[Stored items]
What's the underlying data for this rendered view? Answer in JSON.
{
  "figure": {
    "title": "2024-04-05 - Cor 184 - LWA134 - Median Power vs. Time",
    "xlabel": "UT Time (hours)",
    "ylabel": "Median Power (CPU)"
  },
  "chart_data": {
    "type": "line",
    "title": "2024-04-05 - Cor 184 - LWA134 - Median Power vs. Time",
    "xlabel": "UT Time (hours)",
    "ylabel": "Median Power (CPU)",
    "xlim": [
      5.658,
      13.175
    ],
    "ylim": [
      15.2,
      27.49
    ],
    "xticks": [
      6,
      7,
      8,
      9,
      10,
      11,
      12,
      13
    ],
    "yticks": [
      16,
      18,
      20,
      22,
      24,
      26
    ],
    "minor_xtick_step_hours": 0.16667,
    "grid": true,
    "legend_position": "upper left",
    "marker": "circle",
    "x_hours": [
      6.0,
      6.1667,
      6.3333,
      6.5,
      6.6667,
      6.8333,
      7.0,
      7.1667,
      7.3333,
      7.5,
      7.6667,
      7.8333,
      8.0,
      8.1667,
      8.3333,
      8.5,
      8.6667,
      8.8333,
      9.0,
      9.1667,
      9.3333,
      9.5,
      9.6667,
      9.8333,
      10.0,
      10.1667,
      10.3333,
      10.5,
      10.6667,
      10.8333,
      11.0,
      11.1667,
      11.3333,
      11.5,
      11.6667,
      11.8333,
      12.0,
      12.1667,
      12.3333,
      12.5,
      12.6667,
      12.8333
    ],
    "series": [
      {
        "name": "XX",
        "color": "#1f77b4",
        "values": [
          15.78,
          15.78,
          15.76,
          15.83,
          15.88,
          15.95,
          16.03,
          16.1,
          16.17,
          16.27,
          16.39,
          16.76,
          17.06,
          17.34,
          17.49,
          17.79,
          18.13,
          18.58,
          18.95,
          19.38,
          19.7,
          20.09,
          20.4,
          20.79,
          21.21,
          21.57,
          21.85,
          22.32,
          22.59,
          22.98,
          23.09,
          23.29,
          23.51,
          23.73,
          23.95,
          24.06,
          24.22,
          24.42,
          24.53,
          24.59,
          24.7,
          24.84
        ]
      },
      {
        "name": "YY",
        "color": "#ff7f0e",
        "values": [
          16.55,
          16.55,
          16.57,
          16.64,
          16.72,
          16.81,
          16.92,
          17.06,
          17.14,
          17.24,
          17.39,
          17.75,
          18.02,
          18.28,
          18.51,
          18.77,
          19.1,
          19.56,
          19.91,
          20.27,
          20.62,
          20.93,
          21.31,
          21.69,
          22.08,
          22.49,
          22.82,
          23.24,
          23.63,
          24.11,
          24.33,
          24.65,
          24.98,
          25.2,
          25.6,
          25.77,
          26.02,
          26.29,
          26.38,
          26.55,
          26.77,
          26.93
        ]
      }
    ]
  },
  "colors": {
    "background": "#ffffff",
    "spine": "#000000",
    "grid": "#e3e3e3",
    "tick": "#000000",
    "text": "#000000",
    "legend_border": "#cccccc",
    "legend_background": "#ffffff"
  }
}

* Request
Exact copies of all the records are required.

* Exercise solution
What's the underlying data for this rendered view? Answer in JSON.
{
  "figure": {
    "title": "2024-04-05 - Cor 184 - LWA134 - Median Power vs. Time",
    "xlabel": "UT Time (hours)",
    "ylabel": "Median Power (CPU)"
  },
  "chart_data": {
    "type": "line",
    "title": "2024-04-05 - Cor 184 - LWA134 - Median Power vs. Time",
    "xlabel": "UT Time (hours)",
    "ylabel": "Median Power (CPU)",
    "xlim": [
      5.658,
      13.175
    ],
    "ylim": [
      15.2,
      27.49
    ],
    "xticks": [
      6,
      7,
      8,
      9,
      10,
      11,
      12,
      13
    ],
    "yticks": [
      16,
      18,
      20,
      22,
      24,
      26
    ],
    "minor_xtick_step_hours": 0.16667,
    "grid": true,
    "legend_position": "upper left",
    "marker": "circle",
    "x_hours": [
      6.0,
      6.1667,
      6.3333,
      6.5,
      6.6667,
      6.8333,
      7.0,
      7.1667,
      7.3333,
      7.5,
      7.6667,
      7.8333,
      8.0,
      8.1667,
      8.3333,
      8.5,
      8.6667,
      8.8333,
      9.0,
      9.1667,
      9.3333,
      9.5,
      9.6667,
      9.8333,
      10.0,
      10.1667,
      10.3333,
      10.5,
      10.6667,
      10.8333,
      11.0,
      11.1667,
      11.3333,
      11.5,
      11.6667,
      11.8333,
      12.0,
      12.1667,
      12.3333,
      12.5,
      12.6667,
      12.8333
    ],
    "series": [
      {
        "name": "XX",
        "color": "#1f77b4",
        "values": [
          15.78,
          15.78,
          15.76,
          15.83,
          15.88,
          15.95,
          16.03,
          16.1,
          16.17,
          16.27,
          16.39,
          16.76,
          17.06,
          17.34,
          17.49,
          17.79,
          18.13,
          18.58,
          18.95,
          19.38,
          19.7,
          20.09,
          20.4,
          20.79,
          21.21,
          21.57,
          21.85,
          22.32,
          22.59,
          22.98,
          23.09,
          23.29,
          23.51,
          23.73,
          23.95,
          24.06,
          24.22,
          24.42,
          24.53,
          24.59,
          24.7,
          24.84
        ]
      },
      {
        "name": "YY",
        "color": "#ff7f0e",
        "values": [
          16.55,
          16.55,
          16.57,
          16.64,
          16.72,
          16.81,
          16.92,
          17.06,
          17.14,
          17.24,
          17.39,
          17.75,
          18.02,
          18.28,
          18.51,
          18.77,
          19.1,
          19.56,
          19.91,
          20.27,
          20.62,
          20.93,
          21.31,
          21.69,
          22.08,
          22.49,
          22.82,
          23.24,
          23.63,
          24.11,
          24.33,
          24.65,
          24.98,
          25.2,
          25.6,
          25.77,
          26.02,
          26.29,
          26.38,
          26.55,
          26.77,
          26.93
        ]
      }
    ]
  },
  "colors": {
    "background": "#ffffff",
    "spine": "#000000",
    "grid": "#e3e3e3",
    "tick": "#000000",
    "text": "#000000",
    "legend_border": "#cccccc",
    "legend_background": "#ffffff"
  }
}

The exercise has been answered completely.